--- Start Records supplied ---

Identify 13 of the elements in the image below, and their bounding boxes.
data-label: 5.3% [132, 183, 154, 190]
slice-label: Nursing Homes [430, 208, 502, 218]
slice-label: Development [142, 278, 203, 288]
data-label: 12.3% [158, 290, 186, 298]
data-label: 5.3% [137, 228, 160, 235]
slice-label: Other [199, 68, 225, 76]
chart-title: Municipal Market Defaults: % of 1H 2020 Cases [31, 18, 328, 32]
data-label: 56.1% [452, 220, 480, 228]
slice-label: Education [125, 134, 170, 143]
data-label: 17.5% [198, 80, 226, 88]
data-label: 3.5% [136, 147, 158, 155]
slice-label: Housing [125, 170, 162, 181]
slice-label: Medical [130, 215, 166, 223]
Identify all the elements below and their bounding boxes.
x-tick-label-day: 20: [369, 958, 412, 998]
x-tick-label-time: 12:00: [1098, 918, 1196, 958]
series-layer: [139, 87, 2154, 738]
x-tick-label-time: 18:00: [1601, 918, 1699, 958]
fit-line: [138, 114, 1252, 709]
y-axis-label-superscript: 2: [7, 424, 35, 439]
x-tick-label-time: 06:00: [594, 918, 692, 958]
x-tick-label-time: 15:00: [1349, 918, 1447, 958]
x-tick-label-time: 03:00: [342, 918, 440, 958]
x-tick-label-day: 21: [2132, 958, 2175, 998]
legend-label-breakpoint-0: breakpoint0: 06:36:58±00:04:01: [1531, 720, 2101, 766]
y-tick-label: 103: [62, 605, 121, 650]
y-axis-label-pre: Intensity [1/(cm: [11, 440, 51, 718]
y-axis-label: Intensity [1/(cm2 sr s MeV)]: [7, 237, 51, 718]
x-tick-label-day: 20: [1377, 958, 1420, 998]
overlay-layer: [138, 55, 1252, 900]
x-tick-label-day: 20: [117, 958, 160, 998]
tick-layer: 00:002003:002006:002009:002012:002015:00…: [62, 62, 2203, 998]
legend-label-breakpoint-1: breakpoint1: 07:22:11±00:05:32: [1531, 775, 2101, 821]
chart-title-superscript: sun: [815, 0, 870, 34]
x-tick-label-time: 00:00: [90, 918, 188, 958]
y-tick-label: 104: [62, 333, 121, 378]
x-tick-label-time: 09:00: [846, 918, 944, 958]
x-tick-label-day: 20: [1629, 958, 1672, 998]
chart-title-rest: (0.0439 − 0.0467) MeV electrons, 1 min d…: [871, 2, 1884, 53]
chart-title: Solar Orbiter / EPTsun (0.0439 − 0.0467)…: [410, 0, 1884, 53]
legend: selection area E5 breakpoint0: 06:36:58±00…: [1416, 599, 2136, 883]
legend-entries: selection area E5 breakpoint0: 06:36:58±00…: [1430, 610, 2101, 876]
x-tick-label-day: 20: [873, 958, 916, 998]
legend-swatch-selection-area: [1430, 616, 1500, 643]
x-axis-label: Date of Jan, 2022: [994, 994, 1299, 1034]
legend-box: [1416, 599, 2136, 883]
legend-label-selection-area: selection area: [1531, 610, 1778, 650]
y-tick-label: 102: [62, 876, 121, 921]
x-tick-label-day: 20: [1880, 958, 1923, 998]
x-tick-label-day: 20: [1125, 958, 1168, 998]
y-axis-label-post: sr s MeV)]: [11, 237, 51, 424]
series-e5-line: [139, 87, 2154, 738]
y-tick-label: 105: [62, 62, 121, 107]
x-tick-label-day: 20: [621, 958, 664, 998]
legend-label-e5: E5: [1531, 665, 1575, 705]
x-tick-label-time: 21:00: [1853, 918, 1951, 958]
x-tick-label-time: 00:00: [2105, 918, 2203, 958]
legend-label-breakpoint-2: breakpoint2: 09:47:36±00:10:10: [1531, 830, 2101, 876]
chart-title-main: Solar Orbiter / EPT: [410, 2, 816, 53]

--- End Records supplied ---

_Problem description_
Please rewrite the entries from the start through the line containing "x-tick-label-day: 20: [1377, 958, 1420, 998]", inclusive, with "slice-label" replaced by "sector-label" and everything else left as it is.

_Output of the exercise_
Identify 13 of the elements in the image below, and their bounding boxes.
data-label: 5.3% [132, 183, 154, 190]
sector-label: Nursing Homes [430, 208, 502, 218]
sector-label: Development [142, 278, 203, 288]
data-label: 12.3% [158, 290, 186, 298]
data-label: 5.3% [137, 228, 160, 235]
sector-label: Other [199, 68, 225, 76]
chart-title: Municipal Market Defaults: % of 1H 2020 Cases [31, 18, 328, 32]
data-label: 56.1% [452, 220, 480, 228]
sector-label: Education [125, 134, 170, 143]
data-label: 17.5% [198, 80, 226, 88]
data-label: 3.5% [136, 147, 158, 155]
sector-label: Housing [125, 170, 162, 181]
sector-label: Medical [130, 215, 166, 223]
Identify all the elements below and their bounding boxes.
x-tick-label-day: 20: [369, 958, 412, 998]
x-tick-label-time: 12:00: [1098, 918, 1196, 958]
series-layer: [139, 87, 2154, 738]
x-tick-label-time: 18:00: [1601, 918, 1699, 958]
fit-line: [138, 114, 1252, 709]
y-axis-label-superscript: 2: [7, 424, 35, 439]
x-tick-label-time: 06:00: [594, 918, 692, 958]
x-tick-label-time: 15:00: [1349, 918, 1447, 958]
x-tick-label-time: 03:00: [342, 918, 440, 958]
x-tick-label-day: 21: [2132, 958, 2175, 998]
legend-label-breakpoint-0: breakpoint0: 06:36:58±00:04:01: [1531, 720, 2101, 766]
y-tick-label: 103: [62, 605, 121, 650]
y-axis-label-pre: Intensity [1/(cm: [11, 440, 51, 718]
y-axis-label: Intensity [1/(cm2 sr s MeV)]: [7, 237, 51, 718]
x-tick-label-day: 20: [1377, 958, 1420, 998]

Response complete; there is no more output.